* [REQUIREMENTS] Wherever a line holds the string "this", copy that line.

[Dataset rows about figures]

* * * * *

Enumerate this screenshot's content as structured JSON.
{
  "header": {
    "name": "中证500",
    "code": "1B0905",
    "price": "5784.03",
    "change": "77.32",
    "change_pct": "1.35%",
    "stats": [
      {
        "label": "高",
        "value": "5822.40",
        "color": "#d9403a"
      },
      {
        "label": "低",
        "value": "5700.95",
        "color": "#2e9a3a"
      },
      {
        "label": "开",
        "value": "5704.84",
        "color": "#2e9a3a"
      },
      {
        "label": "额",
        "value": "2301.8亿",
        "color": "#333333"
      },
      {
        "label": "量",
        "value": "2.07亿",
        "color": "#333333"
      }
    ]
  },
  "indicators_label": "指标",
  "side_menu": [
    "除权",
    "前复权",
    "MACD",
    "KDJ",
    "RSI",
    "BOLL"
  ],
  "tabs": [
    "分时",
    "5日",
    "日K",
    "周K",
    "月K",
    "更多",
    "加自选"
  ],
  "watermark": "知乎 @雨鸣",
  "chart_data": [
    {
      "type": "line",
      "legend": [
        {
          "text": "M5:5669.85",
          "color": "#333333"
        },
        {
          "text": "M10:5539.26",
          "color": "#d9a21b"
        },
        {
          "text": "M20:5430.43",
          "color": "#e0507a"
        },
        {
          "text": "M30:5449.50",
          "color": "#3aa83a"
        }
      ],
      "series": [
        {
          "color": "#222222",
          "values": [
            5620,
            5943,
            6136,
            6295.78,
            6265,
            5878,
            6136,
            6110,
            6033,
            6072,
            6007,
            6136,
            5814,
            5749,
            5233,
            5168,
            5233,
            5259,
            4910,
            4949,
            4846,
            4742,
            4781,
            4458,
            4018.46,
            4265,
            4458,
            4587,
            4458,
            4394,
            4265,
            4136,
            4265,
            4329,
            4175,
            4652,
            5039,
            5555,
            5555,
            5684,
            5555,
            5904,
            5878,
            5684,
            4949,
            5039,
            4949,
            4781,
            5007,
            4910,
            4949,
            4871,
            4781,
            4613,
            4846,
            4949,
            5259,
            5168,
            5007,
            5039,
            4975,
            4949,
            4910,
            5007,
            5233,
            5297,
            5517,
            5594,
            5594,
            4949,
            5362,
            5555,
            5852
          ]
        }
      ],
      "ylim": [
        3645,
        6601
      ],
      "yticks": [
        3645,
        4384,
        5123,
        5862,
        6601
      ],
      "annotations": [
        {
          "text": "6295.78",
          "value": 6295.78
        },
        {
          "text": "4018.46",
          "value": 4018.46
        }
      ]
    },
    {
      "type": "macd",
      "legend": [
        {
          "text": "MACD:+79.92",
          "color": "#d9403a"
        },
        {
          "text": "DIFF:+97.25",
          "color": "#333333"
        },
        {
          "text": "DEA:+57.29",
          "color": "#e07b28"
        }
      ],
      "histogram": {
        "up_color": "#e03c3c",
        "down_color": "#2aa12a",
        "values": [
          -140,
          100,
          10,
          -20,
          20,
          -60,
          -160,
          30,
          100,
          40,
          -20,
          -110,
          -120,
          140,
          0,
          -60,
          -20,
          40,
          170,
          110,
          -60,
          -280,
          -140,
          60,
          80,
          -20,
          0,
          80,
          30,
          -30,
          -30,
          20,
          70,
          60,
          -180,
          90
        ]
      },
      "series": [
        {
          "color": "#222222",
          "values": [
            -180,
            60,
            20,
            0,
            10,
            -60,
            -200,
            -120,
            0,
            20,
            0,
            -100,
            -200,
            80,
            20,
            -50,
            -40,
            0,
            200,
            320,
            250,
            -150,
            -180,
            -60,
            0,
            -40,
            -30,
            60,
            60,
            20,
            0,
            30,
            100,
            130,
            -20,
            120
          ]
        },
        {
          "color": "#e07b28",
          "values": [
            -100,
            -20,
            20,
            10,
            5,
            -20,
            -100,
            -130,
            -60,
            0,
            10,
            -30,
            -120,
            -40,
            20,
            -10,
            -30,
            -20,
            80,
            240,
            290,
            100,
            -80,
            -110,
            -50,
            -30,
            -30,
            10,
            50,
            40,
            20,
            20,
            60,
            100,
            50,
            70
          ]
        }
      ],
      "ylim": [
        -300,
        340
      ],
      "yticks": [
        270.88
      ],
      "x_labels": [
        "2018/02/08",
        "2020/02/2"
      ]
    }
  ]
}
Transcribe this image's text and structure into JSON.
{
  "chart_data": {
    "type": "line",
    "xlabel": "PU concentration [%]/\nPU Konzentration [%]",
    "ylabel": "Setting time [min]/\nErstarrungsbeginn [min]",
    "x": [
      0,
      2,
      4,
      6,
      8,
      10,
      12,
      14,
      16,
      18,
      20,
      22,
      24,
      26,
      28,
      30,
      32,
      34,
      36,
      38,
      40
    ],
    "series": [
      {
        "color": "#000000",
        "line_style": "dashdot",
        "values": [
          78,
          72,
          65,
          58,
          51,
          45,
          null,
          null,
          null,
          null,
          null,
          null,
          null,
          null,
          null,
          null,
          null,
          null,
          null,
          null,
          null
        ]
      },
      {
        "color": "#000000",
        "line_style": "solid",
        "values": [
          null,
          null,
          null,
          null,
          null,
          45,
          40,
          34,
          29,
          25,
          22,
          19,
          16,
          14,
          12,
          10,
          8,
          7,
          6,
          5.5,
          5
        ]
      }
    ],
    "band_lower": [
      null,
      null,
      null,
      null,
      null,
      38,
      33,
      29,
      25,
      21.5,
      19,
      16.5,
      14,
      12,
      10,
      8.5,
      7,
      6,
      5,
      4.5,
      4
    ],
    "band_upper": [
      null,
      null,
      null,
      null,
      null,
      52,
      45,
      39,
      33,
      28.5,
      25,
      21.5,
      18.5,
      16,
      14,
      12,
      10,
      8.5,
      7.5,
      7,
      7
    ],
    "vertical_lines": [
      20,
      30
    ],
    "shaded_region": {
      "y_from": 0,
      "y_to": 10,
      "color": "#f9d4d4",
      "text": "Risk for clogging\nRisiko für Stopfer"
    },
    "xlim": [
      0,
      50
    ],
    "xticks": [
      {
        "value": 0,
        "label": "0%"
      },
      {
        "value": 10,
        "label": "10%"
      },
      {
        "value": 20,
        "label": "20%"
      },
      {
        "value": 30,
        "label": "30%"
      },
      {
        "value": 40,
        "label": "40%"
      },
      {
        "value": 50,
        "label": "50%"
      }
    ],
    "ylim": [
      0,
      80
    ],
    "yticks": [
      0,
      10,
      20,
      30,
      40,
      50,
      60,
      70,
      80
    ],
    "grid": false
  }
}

* * * * *

* [EXERCISE ANSWER]
Enumerate this screenshot's content as structured JSON.
Transcribe this image's text and structure into JSON.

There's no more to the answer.